▶ **SHORT PROBLEM**
Pictures stay out; everything else in the records below is copied exactly.

BEGIN SUPPLIED RECORDS

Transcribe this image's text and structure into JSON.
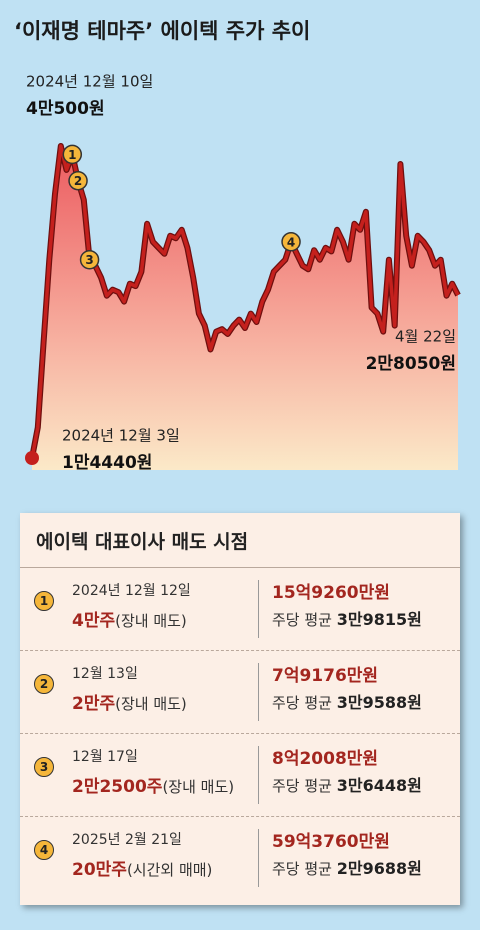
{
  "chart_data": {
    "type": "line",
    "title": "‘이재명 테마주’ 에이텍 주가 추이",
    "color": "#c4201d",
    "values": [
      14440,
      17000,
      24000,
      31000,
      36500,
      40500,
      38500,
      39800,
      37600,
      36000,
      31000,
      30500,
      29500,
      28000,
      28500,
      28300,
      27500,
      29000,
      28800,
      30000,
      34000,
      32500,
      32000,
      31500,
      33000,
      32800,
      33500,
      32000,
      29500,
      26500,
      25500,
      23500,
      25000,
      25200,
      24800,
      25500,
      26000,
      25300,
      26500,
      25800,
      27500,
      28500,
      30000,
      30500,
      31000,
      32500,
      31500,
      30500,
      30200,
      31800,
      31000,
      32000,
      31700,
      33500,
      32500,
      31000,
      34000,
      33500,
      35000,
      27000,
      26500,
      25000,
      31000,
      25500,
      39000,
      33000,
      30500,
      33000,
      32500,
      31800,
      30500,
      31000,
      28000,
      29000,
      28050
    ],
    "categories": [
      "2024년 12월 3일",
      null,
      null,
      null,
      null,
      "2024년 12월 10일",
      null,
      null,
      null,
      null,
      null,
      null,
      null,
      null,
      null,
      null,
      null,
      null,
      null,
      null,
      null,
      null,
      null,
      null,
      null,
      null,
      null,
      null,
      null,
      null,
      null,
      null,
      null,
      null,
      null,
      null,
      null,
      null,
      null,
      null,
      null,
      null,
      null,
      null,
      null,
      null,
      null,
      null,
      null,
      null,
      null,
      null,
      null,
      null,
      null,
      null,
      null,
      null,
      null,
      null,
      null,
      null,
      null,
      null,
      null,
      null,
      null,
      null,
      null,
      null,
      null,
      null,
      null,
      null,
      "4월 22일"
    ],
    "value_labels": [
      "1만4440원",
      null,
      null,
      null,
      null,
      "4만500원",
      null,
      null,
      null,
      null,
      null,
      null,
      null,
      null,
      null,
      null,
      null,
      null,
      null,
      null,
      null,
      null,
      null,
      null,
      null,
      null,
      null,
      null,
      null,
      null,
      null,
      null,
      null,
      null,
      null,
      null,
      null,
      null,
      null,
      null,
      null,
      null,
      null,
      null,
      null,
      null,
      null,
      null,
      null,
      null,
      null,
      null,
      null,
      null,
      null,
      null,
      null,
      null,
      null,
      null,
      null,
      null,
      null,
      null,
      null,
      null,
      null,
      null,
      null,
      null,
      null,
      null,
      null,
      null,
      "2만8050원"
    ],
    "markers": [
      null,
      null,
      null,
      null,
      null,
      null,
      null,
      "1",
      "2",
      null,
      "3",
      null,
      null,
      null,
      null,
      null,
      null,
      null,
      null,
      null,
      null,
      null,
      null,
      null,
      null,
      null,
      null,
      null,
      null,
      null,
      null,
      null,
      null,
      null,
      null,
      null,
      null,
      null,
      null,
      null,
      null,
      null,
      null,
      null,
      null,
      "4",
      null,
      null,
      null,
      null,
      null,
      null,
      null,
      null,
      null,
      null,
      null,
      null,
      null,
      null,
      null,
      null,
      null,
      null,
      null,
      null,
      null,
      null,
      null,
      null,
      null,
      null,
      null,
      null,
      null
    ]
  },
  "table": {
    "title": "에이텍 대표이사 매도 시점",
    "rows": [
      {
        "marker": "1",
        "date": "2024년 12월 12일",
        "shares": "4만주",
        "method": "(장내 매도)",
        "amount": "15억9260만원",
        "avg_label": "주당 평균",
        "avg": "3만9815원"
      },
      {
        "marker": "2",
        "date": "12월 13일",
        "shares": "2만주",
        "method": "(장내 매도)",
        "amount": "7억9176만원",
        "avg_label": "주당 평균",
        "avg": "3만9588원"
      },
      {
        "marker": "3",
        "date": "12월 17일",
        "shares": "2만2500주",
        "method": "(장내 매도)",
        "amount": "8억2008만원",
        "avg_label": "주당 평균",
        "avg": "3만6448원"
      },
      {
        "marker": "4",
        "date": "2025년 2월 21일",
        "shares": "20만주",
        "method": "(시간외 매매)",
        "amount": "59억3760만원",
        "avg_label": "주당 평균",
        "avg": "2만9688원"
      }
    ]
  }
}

END SUPPLIED RECORDS

▶ **EXERCISE RESPONSE**
Transcribe this image's text and structure into JSON.
{
  "chart_data": {
    "type": "line",
    "title": "‘이재명 테마주’ 에이텍 주가 추이",
    "color": "#c4201d",
    "values": [
      14440,
      17000,
      24000,
      31000,
      36500,
      40500,
      38500,
      39800,
      37600,
      36000,
      31000,
      30500,
      29500,
      28000,
      28500,
      28300,
      27500,
      29000,
      28800,
      30000,
      34000,
      32500,
      32000,
      31500,
      33000,
      32800,
      33500,
      32000,
      29500,
      26500,
      25500,
      23500,
      25000,
      25200,
      24800,
      25500,
      26000,
      25300,
      26500,
      25800,
      27500,
      28500,
      30000,
      30500,
      31000,
      32500,
      31500,
      30500,
      30200,
      31800,
      31000,
      32000,
      31700,
      33500,
      32500,
      31000,
      34000,
      33500,
      35000,
      27000,
      26500,
      25000,
      31000,
      25500,
      39000,
      33000,
      30500,
      33000,
      32500,
      31800,
      30500,
      31000,
      28000,
      29000,
      28050
    ],
    "categories": [
      "2024년 12월 3일",
      null,
      null,
      null,
      null,
      "2024년 12월 10일",
      null,
      null,
      null,
      null,
      null,
      null,
      null,
      null,
      null,
      null,
      null,
      null,
      null,
      null,
      null,
      null,
      null,
      null,
      null,
      null,
      null,
      null,
      null,
      null,
      null,
      null,
      null,
      null,
      null,
      null,
      null,
      null,
      null,
      null,
      null,
      null,
      null,
      null,
      null,
      null,
      null,
      null,
      null,
      null,
      null,
      null,
      null,
      null,
      null,
      null,
      null,
      null,
      null,
      null,
      null,
      null,
      null,
      null,
      null,
      null,
      null,
      null,
      null,
      null,
      null,
      null,
      null,
      null,
      "4월 22일"
    ],
    "value_labels": [
      "1만4440원",
      null,
      null,
      null,
      null,
      "4만500원",
      null,
      null,
      null,
      null,
      null,
      null,
      null,
      null,
      null,
      null,
      null,
      null,
      null,
      null,
      null,
      null,
      null,
      null,
      null,
      null,
      null,
      null,
      null,
      null,
      null,
      null,
      null,
      null,
      null,
      null,
      null,
      null,
      null,
      null,
      null,
      null,
      null,
      null,
      null,
      null,
      null,
      null,
      null,
      null,
      null,
      null,
      null,
      null,
      null,
      null,
      null,
      null,
      null,
      null,
      null,
      null,
      null,
      null,
      null,
      null,
      null,
      null,
      null,
      null,
      null,
      null,
      null,
      null,
      "2만8050원"
    ],
    "markers": [
      null,
      null,
      null,
      null,
      null,
      null,
      null,
      "1",
      "2",
      null,
      "3",
      null,
      null,
      null,
      null,
      null,
      null,
      null,
      null,
      null,
      null,
      null,
      null,
      null,
      null,
      null,
      null,
      null,
      null,
      null,
      null,
      null,
      null,
      null,
      null,
      null,
      null,
      null,
      null,
      null,
      null,
      null,
      null,
      null,
      null,
      "4",
      null,
      null,
      null,
      null,
      null,
      null,
      null,
      null,
      null,
      null,
      null,
      null,
      null,
      null,
      null,
      null,
      null,
      null,
      null,
      null,
      null,
      null,
      null,
      null,
      null,
      null,
      null,
      null,
      null
    ]
  },
  "table": {
    "title": "에이텍 대표이사 매도 시점",
    "rows": [
      {
        "marker": "1",
        "date": "2024년 12월 12일",
        "shares": "4만주",
        "method": "(장내 매도)",
        "amount": "15억9260만원",
        "avg_label": "주당 평균",
        "avg": "3만9815원"
      },
      {
        "marker": "2",
        "date": "12월 13일",
        "shares": "2만주",
        "method": "(장내 매도)",
        "amount": "7억9176만원",
        "avg_label": "주당 평균",
        "avg": "3만9588원"
      },
      {
        "marker": "3",
        "date": "12월 17일",
        "shares": "2만2500주",
        "method": "(장내 매도)",
        "amount": "8억2008만원",
        "avg_label": "주당 평균",
        "avg": "3만6448원"
      },
      {
        "marker": "4",
        "date": "2025년 2월 21일",
        "shares": "20만주",
        "method": "(시간외 매매)",
        "amount": "59억3760만원",
        "avg_label": "주당 평균",
        "avg": "2만9688원"
      }
    ]
  }
}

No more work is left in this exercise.